Problem statement: Search the material below for the word "разныхъ". Copy every line that has it.
— Start of Given records —
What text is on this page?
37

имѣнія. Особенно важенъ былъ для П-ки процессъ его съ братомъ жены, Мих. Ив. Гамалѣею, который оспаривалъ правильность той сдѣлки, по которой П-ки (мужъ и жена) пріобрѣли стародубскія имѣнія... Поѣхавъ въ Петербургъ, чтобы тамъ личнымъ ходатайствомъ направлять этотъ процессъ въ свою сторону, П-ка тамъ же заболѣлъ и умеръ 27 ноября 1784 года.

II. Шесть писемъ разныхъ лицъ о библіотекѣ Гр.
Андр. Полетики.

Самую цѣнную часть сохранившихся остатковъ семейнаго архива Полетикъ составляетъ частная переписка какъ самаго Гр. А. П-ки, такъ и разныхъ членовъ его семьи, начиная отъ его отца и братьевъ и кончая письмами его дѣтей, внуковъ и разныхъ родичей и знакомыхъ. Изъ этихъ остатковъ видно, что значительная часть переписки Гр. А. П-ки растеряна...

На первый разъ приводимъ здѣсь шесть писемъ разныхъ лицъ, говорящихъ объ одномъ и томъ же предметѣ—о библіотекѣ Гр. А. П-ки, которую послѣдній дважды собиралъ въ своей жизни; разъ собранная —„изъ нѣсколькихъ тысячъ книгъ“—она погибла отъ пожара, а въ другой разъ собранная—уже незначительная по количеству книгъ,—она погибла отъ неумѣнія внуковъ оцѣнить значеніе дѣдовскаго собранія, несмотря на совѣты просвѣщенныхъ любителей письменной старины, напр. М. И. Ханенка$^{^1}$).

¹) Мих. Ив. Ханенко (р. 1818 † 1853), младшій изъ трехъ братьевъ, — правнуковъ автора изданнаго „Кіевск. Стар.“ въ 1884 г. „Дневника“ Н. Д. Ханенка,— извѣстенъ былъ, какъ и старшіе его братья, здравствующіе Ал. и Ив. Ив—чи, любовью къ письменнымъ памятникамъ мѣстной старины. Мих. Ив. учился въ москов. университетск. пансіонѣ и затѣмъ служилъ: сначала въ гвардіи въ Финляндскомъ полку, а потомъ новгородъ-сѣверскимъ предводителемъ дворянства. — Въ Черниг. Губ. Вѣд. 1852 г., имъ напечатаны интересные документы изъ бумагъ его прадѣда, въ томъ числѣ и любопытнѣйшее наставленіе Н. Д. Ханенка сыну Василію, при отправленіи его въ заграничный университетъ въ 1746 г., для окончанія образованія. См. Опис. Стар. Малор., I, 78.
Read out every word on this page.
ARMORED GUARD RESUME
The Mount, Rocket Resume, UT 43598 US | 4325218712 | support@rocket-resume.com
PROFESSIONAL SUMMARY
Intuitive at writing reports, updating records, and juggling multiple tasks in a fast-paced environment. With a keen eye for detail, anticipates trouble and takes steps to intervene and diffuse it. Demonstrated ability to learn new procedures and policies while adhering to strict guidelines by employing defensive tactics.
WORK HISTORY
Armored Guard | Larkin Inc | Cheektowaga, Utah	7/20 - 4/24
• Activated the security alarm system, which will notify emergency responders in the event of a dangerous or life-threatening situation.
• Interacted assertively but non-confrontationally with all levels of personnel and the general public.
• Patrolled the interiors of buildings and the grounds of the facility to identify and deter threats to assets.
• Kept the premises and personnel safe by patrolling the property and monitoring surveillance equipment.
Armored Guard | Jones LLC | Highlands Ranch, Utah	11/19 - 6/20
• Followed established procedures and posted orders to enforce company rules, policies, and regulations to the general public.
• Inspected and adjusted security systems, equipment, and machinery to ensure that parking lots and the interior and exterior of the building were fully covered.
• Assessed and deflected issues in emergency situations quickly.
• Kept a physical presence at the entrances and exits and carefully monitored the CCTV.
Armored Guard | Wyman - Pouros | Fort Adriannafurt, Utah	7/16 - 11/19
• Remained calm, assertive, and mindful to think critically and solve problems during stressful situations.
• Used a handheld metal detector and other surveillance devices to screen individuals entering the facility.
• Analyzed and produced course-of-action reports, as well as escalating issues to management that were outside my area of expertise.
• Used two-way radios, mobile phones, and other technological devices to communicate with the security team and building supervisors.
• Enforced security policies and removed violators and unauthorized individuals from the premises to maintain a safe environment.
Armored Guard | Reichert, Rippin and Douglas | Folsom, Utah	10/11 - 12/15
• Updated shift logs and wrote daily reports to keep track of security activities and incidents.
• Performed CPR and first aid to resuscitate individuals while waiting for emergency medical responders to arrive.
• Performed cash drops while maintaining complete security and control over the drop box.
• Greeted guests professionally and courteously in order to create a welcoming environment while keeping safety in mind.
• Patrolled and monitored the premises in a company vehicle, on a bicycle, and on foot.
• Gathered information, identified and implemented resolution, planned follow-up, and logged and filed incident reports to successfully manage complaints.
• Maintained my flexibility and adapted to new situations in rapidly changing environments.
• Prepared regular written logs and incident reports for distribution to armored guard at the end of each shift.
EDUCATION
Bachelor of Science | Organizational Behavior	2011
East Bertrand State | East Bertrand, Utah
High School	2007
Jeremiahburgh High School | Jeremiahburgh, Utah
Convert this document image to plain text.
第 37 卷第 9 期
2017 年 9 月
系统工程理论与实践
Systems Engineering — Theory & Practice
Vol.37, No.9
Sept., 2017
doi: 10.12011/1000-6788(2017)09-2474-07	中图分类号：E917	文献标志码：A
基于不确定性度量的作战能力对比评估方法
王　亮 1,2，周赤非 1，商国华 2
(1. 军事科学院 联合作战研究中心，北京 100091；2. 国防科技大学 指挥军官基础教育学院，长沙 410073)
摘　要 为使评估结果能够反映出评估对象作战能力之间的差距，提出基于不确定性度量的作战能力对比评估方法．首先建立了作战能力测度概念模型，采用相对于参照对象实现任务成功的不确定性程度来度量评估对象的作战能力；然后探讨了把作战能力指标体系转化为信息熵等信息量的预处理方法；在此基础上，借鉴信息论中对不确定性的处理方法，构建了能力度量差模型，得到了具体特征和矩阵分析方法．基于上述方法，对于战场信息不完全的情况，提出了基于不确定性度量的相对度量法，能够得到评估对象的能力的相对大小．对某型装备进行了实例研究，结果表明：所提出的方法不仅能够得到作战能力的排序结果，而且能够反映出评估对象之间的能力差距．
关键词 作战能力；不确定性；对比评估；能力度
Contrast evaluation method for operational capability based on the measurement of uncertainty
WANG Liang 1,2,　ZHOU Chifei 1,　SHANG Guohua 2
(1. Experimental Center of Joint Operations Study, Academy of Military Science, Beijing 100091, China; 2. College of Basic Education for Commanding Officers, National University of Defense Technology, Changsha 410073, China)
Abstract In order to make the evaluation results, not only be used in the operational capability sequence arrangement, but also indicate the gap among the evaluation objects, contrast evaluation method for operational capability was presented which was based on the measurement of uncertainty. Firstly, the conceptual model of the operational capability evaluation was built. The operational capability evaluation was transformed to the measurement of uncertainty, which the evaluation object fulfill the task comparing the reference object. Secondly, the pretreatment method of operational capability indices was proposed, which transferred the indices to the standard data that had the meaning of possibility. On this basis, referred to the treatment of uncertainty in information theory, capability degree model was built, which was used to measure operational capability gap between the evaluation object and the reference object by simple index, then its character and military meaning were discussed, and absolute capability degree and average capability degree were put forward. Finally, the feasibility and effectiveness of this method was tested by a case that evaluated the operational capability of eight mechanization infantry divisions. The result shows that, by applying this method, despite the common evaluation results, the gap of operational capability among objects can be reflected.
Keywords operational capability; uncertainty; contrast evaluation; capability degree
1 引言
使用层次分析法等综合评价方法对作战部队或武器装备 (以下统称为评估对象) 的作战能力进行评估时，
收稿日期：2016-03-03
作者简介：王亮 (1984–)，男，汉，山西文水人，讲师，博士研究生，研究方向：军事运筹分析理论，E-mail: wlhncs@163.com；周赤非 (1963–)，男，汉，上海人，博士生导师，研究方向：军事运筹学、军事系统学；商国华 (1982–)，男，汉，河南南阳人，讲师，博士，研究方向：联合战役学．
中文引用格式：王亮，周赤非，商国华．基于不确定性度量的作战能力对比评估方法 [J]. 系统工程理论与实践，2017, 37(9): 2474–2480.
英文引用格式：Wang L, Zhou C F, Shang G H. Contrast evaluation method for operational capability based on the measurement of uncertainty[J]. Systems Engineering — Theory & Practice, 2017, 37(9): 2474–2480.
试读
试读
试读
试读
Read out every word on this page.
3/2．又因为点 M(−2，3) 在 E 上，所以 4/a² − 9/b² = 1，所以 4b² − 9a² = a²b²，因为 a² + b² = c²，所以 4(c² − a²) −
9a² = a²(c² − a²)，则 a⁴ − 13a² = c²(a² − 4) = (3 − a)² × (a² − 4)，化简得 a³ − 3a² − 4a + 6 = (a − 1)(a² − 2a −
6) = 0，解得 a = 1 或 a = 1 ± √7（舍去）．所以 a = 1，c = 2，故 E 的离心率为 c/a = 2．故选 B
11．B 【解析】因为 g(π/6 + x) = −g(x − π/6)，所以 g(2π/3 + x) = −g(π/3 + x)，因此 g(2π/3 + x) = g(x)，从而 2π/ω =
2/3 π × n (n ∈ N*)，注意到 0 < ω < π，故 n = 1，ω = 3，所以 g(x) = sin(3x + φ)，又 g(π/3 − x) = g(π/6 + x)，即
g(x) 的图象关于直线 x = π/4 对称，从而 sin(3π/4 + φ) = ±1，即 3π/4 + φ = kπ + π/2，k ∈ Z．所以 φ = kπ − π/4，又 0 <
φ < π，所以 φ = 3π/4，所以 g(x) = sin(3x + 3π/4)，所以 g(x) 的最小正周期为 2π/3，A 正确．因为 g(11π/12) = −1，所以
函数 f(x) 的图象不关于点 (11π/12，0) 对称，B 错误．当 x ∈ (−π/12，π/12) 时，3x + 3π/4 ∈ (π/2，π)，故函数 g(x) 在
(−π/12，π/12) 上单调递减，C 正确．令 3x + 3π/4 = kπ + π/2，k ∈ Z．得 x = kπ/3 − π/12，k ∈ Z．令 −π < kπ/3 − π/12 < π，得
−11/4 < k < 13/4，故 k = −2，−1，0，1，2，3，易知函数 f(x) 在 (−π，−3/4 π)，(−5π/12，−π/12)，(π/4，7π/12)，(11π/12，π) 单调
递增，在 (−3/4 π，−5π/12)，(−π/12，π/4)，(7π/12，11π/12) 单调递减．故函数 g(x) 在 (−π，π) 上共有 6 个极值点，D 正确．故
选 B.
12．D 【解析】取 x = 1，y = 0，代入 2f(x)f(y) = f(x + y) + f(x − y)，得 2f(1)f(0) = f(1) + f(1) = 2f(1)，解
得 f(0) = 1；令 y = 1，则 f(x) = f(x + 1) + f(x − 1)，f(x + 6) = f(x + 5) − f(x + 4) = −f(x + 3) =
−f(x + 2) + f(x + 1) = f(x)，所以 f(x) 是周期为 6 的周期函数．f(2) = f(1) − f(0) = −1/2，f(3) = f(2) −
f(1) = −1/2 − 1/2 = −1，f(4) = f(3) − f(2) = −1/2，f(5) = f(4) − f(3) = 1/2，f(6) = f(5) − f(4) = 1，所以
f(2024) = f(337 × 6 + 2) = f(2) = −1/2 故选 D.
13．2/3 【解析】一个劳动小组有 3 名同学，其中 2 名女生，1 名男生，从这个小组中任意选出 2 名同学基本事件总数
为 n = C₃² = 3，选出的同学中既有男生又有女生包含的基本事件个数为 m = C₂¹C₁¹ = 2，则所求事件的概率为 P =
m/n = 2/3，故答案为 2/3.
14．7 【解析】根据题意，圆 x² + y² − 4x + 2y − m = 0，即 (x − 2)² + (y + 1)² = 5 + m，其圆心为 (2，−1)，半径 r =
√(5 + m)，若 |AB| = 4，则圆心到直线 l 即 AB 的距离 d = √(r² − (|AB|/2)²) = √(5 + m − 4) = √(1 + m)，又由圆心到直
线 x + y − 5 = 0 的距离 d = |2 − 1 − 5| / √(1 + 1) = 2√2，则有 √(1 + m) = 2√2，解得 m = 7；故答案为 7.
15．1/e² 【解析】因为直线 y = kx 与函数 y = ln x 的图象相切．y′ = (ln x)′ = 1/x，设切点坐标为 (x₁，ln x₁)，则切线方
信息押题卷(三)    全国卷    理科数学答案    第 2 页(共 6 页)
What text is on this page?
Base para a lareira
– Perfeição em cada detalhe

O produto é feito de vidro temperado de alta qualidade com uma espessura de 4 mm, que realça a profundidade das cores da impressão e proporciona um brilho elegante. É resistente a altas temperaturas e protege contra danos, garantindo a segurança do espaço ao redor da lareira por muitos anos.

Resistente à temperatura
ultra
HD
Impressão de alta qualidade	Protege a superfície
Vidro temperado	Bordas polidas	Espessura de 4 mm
— End of Given records —
Correct answer:
II. Шесть писемъ разныхъ лицъ о библіотекѣ Гр.
Самую цѣнную часть сохранившихся остатковъ семейнаго архива Полетикъ составляетъ частная переписка какъ самаго Гр. А. П-ки, такъ и разныхъ членовъ его семьи, начиная отъ его отца и братьевъ и кончая письмами его дѣтей, внуковъ и разныхъ родичей и знакомыхъ. Изъ этихъ остатковъ видно, что значительная часть переписки Гр. А. П-ки растеряна...
На первый разъ приводимъ здѣсь шесть писемъ разныхъ лицъ, говорящихъ объ одномъ и томъ же предметѣ—о библіотекѣ Гр. А. П-ки, которую послѣдній дважды собиралъ въ своей жизни; разъ собранная —„изъ нѣсколькихъ тысячъ книгъ“—она погибла отъ пожара, а въ другой разъ собранная—уже незначительная по количеству книгъ,—она погибла отъ неумѣнія внуковъ оцѣнить значеніе дѣдовскаго собранія, несмотря на совѣты просвѣщенныхъ любителей письменной старины, напр. М. И. Ханенка$^{^1}$).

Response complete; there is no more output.